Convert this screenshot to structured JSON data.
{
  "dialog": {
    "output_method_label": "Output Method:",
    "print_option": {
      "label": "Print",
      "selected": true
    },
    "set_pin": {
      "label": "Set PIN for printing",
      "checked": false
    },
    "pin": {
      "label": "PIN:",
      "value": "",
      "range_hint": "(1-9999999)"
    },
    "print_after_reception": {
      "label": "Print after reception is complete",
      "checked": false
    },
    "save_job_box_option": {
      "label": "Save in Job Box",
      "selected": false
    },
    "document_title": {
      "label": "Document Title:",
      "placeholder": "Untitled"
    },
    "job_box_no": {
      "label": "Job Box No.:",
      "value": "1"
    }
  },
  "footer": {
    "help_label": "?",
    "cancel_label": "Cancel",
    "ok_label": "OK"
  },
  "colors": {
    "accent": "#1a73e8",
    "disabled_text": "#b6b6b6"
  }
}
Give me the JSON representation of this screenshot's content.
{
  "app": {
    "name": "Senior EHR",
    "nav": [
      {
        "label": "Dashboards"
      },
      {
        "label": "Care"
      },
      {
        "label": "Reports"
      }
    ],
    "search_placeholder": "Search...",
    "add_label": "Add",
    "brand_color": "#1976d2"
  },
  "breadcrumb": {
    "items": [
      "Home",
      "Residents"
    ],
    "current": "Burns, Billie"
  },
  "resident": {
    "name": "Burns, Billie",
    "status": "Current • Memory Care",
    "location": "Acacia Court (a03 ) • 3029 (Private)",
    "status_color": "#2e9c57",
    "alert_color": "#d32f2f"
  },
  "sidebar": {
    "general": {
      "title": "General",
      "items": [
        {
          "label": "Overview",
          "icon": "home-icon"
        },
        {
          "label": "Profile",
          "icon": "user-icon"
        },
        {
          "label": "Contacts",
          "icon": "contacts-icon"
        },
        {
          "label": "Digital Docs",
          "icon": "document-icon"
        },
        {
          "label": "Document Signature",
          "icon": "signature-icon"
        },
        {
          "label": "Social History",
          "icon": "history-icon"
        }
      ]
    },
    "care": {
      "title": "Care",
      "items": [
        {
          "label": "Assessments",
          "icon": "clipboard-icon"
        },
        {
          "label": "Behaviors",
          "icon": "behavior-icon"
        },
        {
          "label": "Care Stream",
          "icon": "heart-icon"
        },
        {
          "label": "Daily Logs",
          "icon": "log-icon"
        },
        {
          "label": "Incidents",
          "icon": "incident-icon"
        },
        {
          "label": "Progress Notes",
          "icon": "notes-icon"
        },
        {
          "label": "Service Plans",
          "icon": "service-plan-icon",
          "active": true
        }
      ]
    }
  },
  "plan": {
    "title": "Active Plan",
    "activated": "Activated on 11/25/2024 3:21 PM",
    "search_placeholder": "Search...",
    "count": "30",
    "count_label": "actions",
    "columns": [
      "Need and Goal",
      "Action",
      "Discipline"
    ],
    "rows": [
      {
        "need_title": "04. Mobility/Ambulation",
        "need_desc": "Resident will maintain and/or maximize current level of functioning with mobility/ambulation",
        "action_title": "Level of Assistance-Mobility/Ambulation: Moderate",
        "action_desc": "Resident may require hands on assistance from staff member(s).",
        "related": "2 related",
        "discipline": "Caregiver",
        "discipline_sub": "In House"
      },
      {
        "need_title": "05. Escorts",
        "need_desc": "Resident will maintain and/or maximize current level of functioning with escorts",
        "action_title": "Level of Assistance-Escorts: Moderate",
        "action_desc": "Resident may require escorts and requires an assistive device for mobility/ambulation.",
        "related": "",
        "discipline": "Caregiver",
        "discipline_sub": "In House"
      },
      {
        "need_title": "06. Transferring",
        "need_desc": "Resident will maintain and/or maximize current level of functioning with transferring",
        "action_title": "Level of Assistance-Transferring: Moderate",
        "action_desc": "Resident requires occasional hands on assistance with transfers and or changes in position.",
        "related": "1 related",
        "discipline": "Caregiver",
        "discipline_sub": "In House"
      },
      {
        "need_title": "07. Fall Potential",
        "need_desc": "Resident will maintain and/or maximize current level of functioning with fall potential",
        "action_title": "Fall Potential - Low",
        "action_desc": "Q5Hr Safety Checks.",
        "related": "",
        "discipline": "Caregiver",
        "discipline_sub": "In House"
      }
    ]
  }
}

> **STATED TASK**
Output every record above exactly as it appears.

> **EXERCISE ANSWER**
Convert this screenshot to structured JSON data.
{
  "dialog": {
    "output_method_label": "Output Method:",
    "print_option": {
      "label": "Print",
      "selected": true
    },
    "set_pin": {
      "label": "Set PIN for printing",
      "checked": false
    },
    "pin": {
      "label": "PIN:",
      "value": "",
      "range_hint": "(1-9999999)"
    },
    "print_after_reception": {
      "label": "Print after reception is complete",
      "checked": false
    },
    "save_job_box_option": {
      "label": "Save in Job Box",
      "selected": false
    },
    "document_title": {
      "label": "Document Title:",
      "placeholder": "Untitled"
    },
    "job_box_no": {
      "label": "Job Box No.:",
      "value": "1"
    }
  },
  "footer": {
    "help_label": "?",
    "cancel_label": "Cancel",
    "ok_label": "OK"
  },
  "colors": {
    "accent": "#1a73e8",
    "disabled_text": "#b6b6b6"
  }
}
Give me the JSON representation of this screenshot's content.
{
  "app": {
    "name": "Senior EHR",
    "nav": [
      {
        "label": "Dashboards"
      },
      {
        "label": "Care"
      },
      {
        "label": "Reports"
      }
    ],
    "search_placeholder": "Search...",
    "add_label": "Add",
    "brand_color": "#1976d2"
  },
  "breadcrumb": {
    "items": [
      "Home",
      "Residents"
    ],
    "current": "Burns, Billie"
  },
  "resident": {
    "name": "Burns, Billie",
    "status": "Current • Memory Care",
    "location": "Acacia Court (a03 ) • 3029 (Private)",
    "status_color": "#2e9c57",
    "alert_color": "#d32f2f"
  },
  "sidebar": {
    "general": {
      "title": "General",
      "items": [
        {
          "label": "Overview",
          "icon": "home-icon"
        },
        {
          "label": "Profile",
          "icon": "user-icon"
        },
        {
          "label": "Contacts",
          "icon": "contacts-icon"
        },
        {
          "label": "Digital Docs",
          "icon": "document-icon"
        },
        {
          "label": "Document Signature",
          "icon": "signature-icon"
        },
        {
          "label": "Social History",
          "icon": "history-icon"
        }
      ]
    },
    "care": {
      "title": "Care",
      "items": [
        {
          "label": "Assessments",
          "icon": "clipboard-icon"
        },
        {
          "label": "Behaviors",
          "icon": "behavior-icon"
        },
        {
          "label": "Care Stream",
          "icon": "heart-icon"
        },
        {
          "label": "Daily Logs",
          "icon": "log-icon"
        },
        {
          "label": "Incidents",
          "icon": "incident-icon"
        },
        {
          "label": "Progress Notes",
          "icon": "notes-icon"
        },
        {
          "label": "Service Plans",
          "icon": "service-plan-icon",
          "active": true
        }
      ]
    }
  },
  "plan": {
    "title": "Active Plan",
    "activated": "Activated on 11/25/2024 3:21 PM",
    "search_placeholder": "Search...",
    "count": "30",
    "count_label": "actions",
    "columns": [
      "Need and Goal",
      "Action",
      "Discipline"
    ],
    "rows": [
      {
        "need_title": "04. Mobility/Ambulation",
        "need_desc": "Resident will maintain and/or maximize current level of functioning with mobility/ambulation",
        "action_title": "Level of Assistance-Mobility/Ambulation: Moderate",
        "action_desc": "Resident may require hands on assistance from staff member(s).",
        "related": "2 related",
        "discipline": "Caregiver",
        "discipline_sub": "In House"
      },
      {
        "need_title": "05. Escorts",
        "need_desc": "Resident will maintain and/or maximize current level of functioning with escorts",
        "action_title": "Level of Assistance-Escorts: Moderate",
        "action_desc": "Resident may require escorts and requires an assistive device for mobility/ambulation.",
        "related": "",
        "discipline": "Caregiver",
        "discipline_sub": "In House"
      },
      {
        "need_title": "06. Transferring",
        "need_desc": "Resident will maintain and/or maximize current level of functioning with transferring",
        "action_title": "Level of Assistance-Transferring: Moderate",
        "action_desc": "Resident requires occasional hands on assistance with transfers and or changes in position.",
        "related": "1 related",
        "discipline": "Caregiver",
        "discipline_sub": "In House"
      },
      {
        "need_title": "07. Fall Potential",
        "need_desc": "Resident will maintain and/or maximize current level of functioning with fall potential",
        "action_title": "Fall Potential - Low",
        "action_desc": "Q5Hr Safety Checks.",
        "related": "",
        "discipline": "Caregiver",
        "discipline_sub": "In House"
      }
    ]
  }
}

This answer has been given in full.